··· TEXT SECTION ···
Example 2 (PUC dominated): PUC ₹50Cr, Free Reserves ₹5Cr, Securities Premium ₹0. Formula A = 60% × 55 = ₹33Cr. Formula B = 100% × 5 = ₹5Cr. Applicable limit = ₹33Cr (A is higher).

DPT-3 and inter-corporate loans

When a company receives a loan from another company (or from a director), that receipt may need to be disclosed in DPT-3 — the annual return of deposits filed by June 30 every year.

DPT-3 covers not just public deposits but also all amounts received by a company that are NOT deposits under the Companies Act — including shareholder loans, director loans, and inter-corporate borrowings. Many companies overlook DPT-3 when they receive funds informally from group companies.

A missed DPT-3 attracts ₹1,000/day penalty and creates scrutiny risk on the nature of the funding.

Government fees

Fee breakdown

ItemFeeNotes
MGT-14 (if special resolution needed)INR 300 – 600Standard filing fee as per the applicable MCA / regulator schedule.
No MCA filing fee for board resolution aloneNilStandard filing fee as per the applicable MCA / regulator schedule.

Timeline

Typical turnaround

Board resolution to disbursement usually means a 3 to 7 days turnaround, assuming documents are complete and any board or shareholder approvals are already in place.
··· EXCERPTED DATA ···
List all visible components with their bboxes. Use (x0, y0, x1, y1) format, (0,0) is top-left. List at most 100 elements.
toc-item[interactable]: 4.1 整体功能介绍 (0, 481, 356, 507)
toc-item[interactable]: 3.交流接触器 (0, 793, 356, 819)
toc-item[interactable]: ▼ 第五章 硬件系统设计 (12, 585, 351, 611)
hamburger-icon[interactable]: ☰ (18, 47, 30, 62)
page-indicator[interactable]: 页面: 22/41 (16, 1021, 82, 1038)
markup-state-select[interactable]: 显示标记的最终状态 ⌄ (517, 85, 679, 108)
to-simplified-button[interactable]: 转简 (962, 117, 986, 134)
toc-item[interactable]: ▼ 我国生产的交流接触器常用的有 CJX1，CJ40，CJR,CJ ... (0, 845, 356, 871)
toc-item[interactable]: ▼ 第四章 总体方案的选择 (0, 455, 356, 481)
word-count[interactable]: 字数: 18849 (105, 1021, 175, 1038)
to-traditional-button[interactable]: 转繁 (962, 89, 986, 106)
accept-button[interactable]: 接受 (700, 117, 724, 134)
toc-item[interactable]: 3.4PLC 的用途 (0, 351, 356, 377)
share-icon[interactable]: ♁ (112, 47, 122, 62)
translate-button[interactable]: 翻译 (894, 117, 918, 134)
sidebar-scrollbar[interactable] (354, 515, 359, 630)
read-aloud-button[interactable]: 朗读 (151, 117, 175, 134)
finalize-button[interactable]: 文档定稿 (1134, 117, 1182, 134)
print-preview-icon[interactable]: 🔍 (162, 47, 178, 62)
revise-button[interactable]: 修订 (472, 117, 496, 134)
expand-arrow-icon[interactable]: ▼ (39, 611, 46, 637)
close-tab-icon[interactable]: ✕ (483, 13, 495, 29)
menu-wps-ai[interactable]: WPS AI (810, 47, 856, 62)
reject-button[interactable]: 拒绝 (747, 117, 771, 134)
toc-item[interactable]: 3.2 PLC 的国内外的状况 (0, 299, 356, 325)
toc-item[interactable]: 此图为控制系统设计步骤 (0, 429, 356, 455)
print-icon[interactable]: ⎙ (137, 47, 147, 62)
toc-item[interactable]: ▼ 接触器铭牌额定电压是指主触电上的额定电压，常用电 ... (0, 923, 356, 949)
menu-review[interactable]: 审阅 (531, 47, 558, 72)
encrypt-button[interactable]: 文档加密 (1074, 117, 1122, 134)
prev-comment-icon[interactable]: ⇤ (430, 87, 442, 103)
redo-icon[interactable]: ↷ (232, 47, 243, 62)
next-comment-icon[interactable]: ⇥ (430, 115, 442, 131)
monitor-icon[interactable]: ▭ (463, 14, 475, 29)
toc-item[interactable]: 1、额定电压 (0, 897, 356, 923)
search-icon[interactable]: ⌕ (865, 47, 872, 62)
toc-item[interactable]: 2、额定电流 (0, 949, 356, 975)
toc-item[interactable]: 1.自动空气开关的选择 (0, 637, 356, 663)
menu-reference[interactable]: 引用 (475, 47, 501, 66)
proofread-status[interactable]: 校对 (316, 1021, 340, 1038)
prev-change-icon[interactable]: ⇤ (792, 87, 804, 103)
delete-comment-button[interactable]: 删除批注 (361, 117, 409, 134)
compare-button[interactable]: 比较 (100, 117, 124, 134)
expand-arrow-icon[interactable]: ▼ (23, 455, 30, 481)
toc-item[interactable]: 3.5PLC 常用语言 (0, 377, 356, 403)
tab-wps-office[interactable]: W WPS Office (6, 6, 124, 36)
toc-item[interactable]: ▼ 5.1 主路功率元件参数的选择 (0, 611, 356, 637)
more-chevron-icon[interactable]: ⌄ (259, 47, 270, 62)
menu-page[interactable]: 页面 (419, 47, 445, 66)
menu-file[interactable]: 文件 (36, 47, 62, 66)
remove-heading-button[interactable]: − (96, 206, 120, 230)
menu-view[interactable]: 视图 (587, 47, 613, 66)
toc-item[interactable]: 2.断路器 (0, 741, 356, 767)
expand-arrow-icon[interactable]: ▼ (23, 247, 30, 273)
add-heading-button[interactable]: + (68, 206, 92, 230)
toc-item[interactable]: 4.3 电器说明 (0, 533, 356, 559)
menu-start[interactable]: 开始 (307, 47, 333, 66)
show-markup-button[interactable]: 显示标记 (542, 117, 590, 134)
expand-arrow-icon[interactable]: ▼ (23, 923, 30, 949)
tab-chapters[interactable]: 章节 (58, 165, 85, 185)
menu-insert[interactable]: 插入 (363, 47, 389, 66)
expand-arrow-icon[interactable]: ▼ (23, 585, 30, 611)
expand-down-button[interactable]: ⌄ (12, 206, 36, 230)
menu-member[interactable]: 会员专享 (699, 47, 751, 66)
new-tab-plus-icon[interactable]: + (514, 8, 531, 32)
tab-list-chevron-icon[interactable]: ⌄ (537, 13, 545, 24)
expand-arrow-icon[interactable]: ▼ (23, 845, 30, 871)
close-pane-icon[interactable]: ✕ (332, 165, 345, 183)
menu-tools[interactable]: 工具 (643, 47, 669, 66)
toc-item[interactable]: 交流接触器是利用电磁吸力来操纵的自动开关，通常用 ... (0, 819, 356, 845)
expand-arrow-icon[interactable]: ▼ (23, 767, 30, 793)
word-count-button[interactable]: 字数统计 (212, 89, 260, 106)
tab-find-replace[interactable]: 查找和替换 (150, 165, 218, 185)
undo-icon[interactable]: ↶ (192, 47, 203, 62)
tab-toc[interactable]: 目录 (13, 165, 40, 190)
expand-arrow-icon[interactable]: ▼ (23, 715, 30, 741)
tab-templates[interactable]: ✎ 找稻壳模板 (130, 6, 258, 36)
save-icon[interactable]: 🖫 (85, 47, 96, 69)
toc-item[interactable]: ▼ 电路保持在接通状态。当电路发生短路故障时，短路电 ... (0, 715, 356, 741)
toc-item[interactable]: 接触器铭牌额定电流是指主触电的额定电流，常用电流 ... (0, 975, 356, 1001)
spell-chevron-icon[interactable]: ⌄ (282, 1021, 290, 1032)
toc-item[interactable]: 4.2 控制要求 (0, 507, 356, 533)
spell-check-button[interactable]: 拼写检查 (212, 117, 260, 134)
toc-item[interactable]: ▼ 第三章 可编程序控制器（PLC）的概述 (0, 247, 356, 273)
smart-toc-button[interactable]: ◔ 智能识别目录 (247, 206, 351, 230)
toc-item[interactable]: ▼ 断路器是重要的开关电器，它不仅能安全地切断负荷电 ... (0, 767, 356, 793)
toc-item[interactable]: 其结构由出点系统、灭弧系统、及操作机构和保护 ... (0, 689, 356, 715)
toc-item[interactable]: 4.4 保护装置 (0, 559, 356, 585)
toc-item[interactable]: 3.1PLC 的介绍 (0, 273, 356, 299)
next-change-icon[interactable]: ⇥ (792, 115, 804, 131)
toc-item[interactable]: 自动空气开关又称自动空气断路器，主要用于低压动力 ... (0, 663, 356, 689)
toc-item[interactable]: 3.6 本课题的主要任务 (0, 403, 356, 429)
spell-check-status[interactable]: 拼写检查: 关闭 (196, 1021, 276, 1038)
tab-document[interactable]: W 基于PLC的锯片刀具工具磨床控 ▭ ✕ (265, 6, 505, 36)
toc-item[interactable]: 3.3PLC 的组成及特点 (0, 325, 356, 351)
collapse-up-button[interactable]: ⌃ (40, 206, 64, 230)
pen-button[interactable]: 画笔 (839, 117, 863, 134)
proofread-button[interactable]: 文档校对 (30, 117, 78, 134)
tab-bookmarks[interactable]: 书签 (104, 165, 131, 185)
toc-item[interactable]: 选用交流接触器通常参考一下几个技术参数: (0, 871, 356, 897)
···
**TASKS TO CARRY OUT**
(1) In the text on company loans, what penalty does a missed DPT-3 attract?
(2) How would you translate this sentence from the text on company loans into Spanish: "Many companies overlook DPT-3 when they receive funds informally from group companies."
(3) Reproduce the part of the text on company loans that opens with the words containing "Example 2 (PUC" and closes with "(A is higher).".

**SOLUTIONS BELOW**
(1) ₹1,000 per day.

(2) Muchas empresas pasan por alto el DPT-3 cuando reciben fondos de manera informal de empresas del grupo.

(3)
Example 2 (PUC dominated): PUC ₹50Cr, Free Reserves ₹5Cr, Securities Premium ₹0. Formula A = 60% × 55 = ₹33Cr. Formula B = 100% × 5 = ₹5Cr. Applicable limit = ₹33Cr (A is higher).